— BEGIN SOURCE DOCUMENT —

Docker conflict, "already in use by container"
Overview
When a runner is running the same job multiple times, sometimes end up having issues with containers names which result in issues like below:
ERROR: Preparation failed: Error response from daemon: Conflict. The container name "/runner-465639a0-project-44-concurrent-3-build" is already in use by container "109a38a9e6ef215f4518992c652e04572e5977b5bfbef72d038a0cf1bb662946". You have to remove (or rename) that container to be able to reuse that name.
Sometimes even for the service as reported in #4327 (comment 178140765) as well
This seems to be the case for both Runners that have concurrent
set to 1 to 4.
Things we need to investigate
- We need to get more debug info, when this fails, the container with that name in what state is it? Is it running, failed state?

— END SOURCE DOCUMENT —

_EXERCISE TASKS_:
- A) Reproduce the passage of the Docker name-conflict text from "Things we need" to "running, failed state?".
- B) In the error message quoted in the Docker name-conflict text, what must be done to the existing container before its name can be reused?

— BEGIN PROVIDED RECORDS —

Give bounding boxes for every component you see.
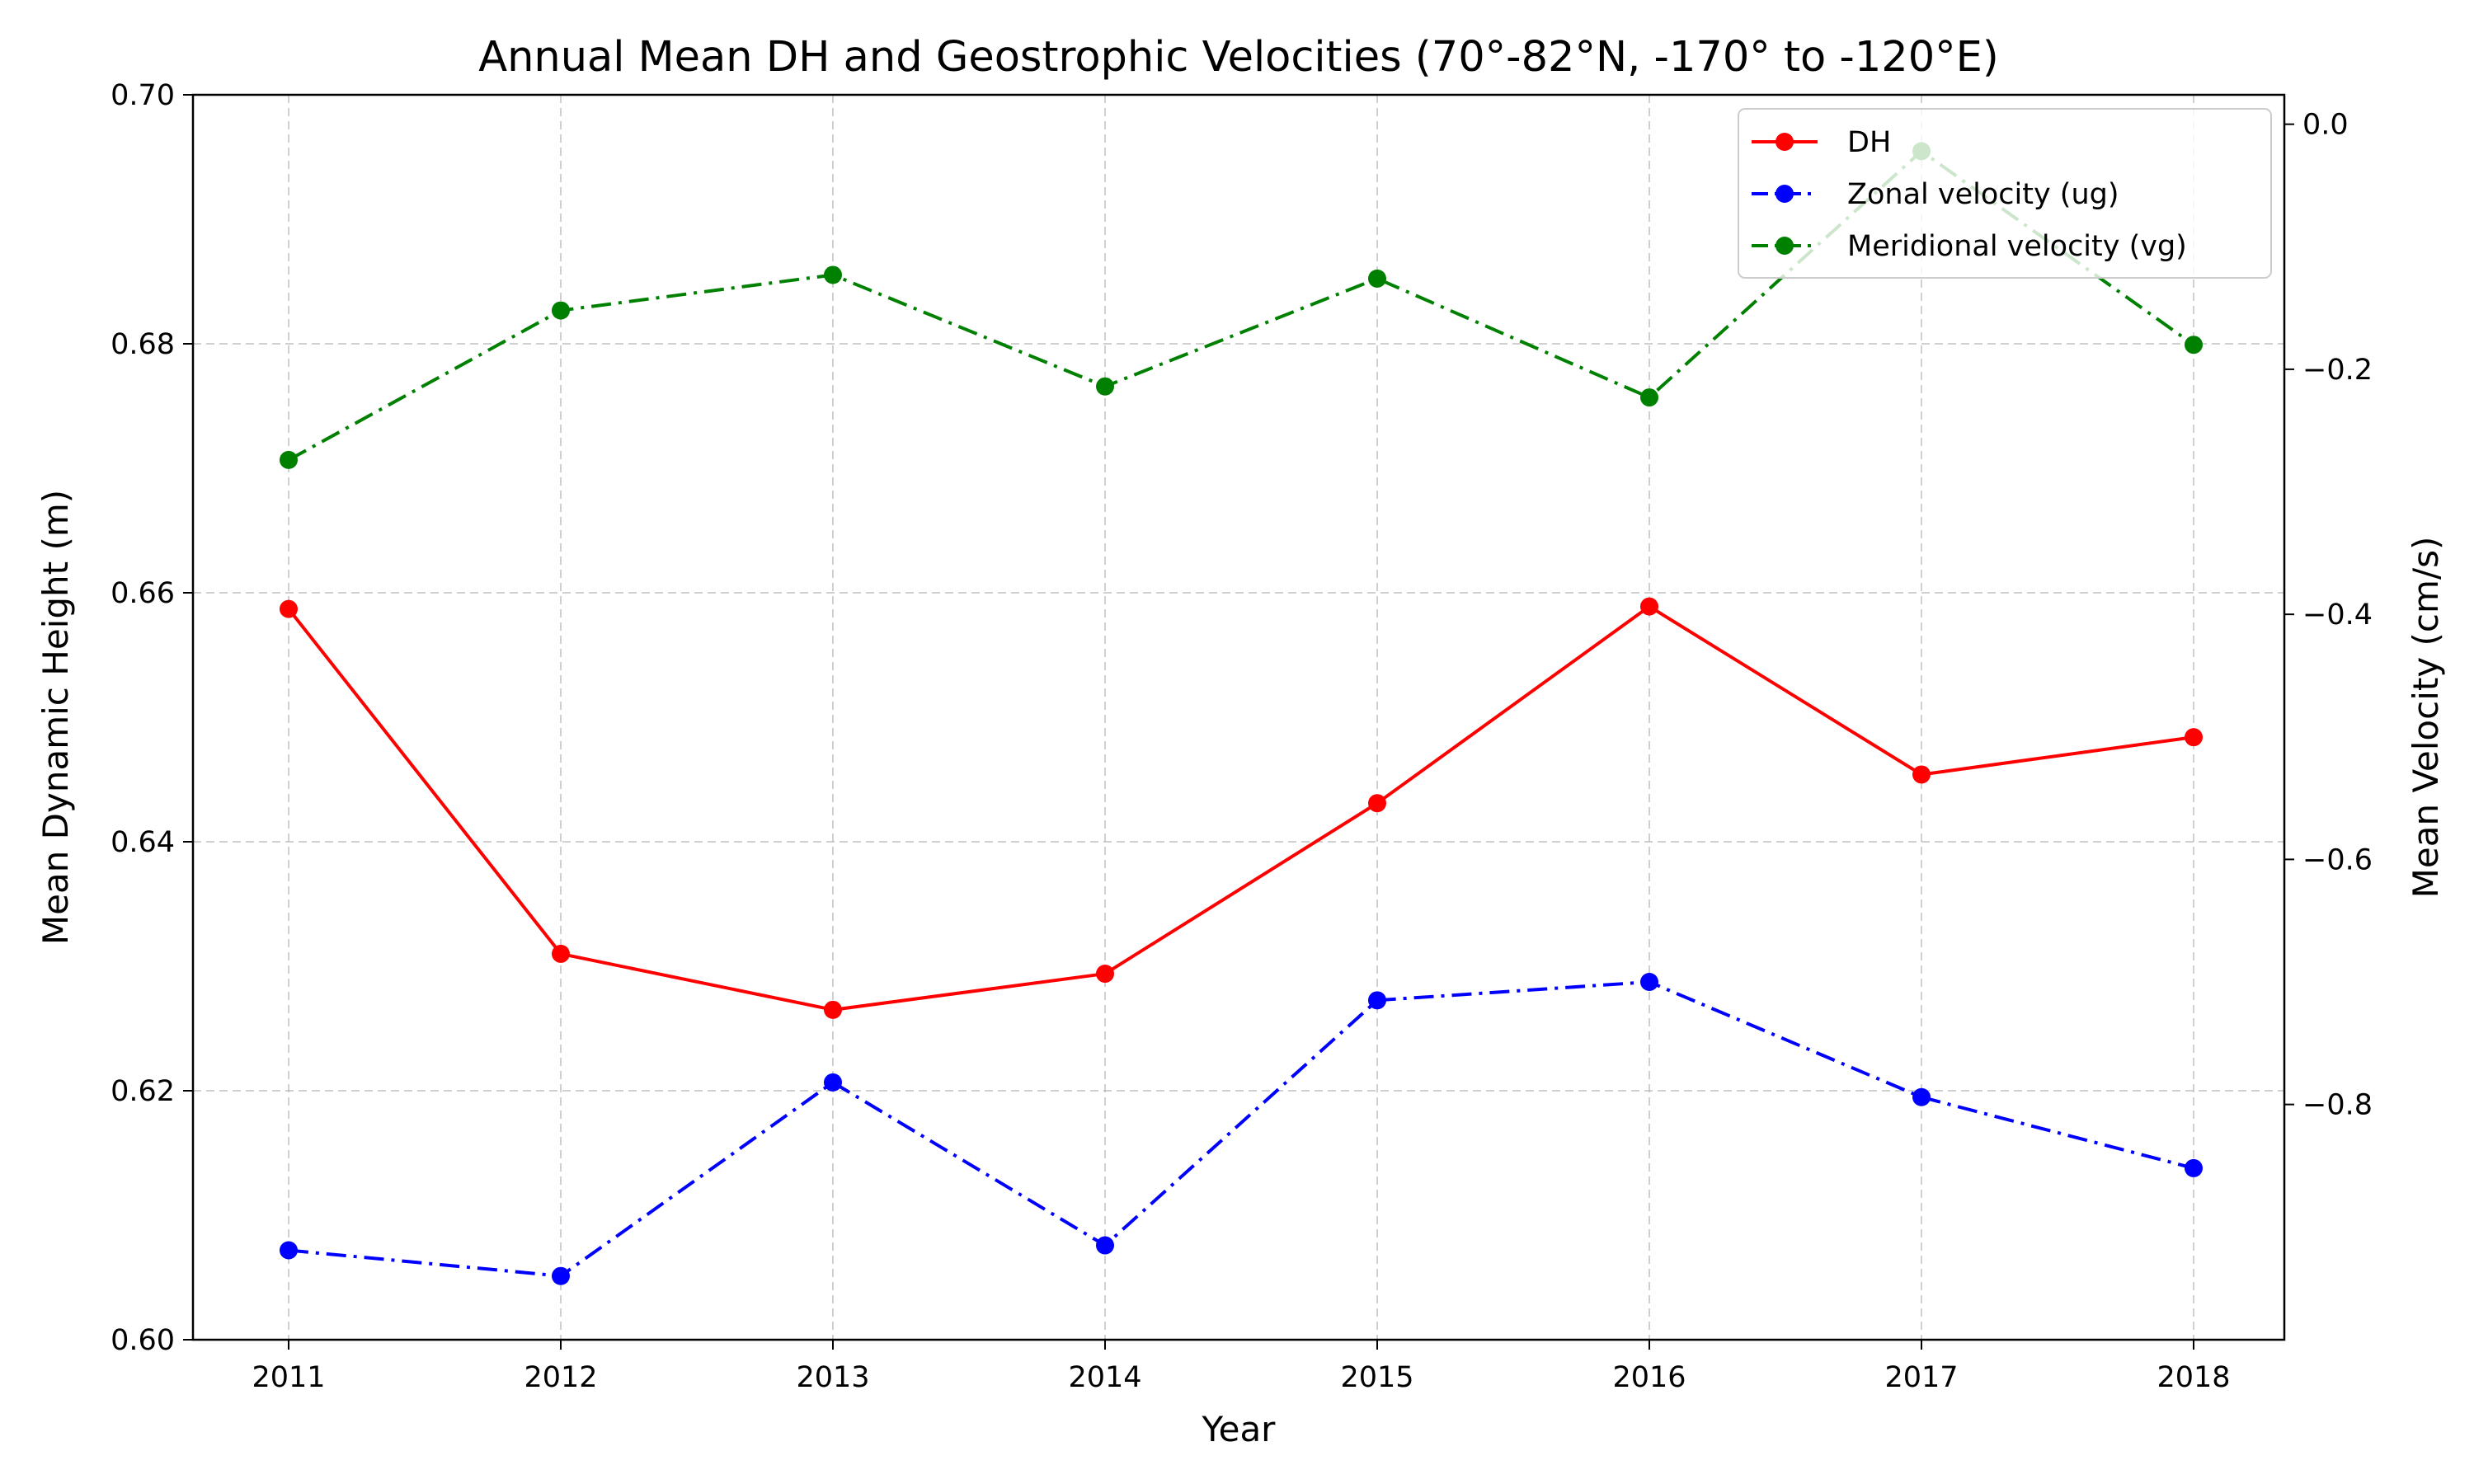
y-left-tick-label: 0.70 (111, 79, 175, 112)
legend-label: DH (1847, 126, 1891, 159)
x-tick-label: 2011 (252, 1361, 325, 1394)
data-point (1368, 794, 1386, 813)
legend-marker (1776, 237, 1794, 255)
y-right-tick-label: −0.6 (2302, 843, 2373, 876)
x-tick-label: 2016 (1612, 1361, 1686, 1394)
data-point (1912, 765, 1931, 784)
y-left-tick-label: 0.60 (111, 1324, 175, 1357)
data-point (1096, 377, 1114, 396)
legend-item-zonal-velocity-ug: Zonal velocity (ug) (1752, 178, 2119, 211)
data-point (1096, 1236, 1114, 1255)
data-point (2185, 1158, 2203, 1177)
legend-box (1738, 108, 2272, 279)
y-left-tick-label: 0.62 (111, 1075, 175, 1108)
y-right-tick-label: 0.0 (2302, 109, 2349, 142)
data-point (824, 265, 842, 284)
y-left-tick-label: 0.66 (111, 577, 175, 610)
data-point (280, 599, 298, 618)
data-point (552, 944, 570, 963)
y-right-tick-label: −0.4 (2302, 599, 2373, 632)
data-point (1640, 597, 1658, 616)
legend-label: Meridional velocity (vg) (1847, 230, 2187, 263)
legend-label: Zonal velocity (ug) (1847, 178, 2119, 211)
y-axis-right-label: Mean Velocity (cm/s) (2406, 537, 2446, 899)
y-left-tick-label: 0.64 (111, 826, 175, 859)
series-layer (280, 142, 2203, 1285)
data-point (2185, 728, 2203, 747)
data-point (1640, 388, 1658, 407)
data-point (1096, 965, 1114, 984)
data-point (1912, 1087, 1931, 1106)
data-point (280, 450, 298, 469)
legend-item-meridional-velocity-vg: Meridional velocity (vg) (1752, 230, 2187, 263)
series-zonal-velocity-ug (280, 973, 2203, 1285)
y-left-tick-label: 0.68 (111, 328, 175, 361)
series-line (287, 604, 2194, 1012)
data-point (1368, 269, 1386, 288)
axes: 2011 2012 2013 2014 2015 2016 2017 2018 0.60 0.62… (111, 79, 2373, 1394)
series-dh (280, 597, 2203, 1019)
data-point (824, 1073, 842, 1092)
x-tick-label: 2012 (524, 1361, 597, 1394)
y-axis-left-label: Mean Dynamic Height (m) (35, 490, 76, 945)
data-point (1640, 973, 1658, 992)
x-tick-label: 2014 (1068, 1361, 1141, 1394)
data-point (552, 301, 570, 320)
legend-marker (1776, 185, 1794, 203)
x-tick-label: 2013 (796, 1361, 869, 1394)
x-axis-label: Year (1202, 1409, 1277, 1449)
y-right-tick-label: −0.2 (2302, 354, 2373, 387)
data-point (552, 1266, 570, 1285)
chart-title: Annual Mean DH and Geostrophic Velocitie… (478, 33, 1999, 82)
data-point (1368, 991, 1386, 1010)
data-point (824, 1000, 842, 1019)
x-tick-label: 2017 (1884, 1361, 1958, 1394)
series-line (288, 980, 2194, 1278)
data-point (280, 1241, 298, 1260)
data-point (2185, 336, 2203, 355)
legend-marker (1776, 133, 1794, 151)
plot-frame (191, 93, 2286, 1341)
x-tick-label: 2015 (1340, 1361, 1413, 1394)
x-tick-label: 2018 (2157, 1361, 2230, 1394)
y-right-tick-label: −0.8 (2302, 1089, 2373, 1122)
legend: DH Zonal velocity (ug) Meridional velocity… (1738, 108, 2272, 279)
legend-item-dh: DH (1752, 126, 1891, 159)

— END PROVIDED RECORDS —

_SOLUTIONS BY TASK_:
- A)
Things we need to investigate
- We need to get more debug info, when this fails, the container with that name in what state is it? Is it running, failed state?

- B) It must be removed or renamed.